DATA FOR THE TASK —
------------------------------------
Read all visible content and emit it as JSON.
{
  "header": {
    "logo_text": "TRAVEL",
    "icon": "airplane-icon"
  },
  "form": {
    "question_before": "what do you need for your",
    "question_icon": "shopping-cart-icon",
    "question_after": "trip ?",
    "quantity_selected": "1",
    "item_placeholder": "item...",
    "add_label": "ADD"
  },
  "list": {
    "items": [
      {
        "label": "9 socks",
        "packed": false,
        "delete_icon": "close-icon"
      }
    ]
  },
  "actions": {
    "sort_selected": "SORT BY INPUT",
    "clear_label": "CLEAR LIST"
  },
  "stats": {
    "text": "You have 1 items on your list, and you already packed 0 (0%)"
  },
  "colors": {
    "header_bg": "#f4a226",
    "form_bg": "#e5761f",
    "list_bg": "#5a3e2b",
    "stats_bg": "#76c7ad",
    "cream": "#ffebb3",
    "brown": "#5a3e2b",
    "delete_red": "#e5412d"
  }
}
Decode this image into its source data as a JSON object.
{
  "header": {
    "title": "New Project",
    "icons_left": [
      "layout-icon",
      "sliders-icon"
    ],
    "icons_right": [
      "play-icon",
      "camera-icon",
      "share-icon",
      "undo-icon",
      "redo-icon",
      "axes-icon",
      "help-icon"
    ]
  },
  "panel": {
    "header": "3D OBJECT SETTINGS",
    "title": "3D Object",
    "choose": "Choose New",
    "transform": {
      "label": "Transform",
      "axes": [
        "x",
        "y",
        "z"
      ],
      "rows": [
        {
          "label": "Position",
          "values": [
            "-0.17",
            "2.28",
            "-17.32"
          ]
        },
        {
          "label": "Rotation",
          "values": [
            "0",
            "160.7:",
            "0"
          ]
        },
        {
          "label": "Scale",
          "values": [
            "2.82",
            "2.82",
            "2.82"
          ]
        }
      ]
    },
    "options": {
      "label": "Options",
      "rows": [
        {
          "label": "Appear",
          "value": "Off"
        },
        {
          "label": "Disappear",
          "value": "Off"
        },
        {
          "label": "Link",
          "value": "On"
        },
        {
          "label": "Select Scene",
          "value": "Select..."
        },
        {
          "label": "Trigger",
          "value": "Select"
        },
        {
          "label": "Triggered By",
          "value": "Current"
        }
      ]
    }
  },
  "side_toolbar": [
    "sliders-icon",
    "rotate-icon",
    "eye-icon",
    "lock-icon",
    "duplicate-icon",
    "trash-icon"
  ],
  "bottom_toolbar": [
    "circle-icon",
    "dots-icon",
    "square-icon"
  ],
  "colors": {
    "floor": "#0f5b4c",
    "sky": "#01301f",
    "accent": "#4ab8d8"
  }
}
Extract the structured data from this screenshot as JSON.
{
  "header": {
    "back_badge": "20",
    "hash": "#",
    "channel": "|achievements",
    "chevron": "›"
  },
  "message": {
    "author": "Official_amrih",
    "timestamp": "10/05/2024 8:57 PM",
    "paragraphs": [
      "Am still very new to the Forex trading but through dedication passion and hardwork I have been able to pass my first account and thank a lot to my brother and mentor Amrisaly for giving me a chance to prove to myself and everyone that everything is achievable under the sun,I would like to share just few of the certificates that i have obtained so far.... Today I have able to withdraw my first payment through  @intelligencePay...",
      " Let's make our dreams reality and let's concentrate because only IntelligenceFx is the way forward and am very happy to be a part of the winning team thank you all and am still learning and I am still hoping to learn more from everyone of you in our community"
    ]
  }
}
------------------------------------
WHAT IS ASKED — Write down every line of the data above that includes the string "this".

REPLY —
Decode this image into its source data as a JSON object.
Extract the structured data from this screenshot as JSON.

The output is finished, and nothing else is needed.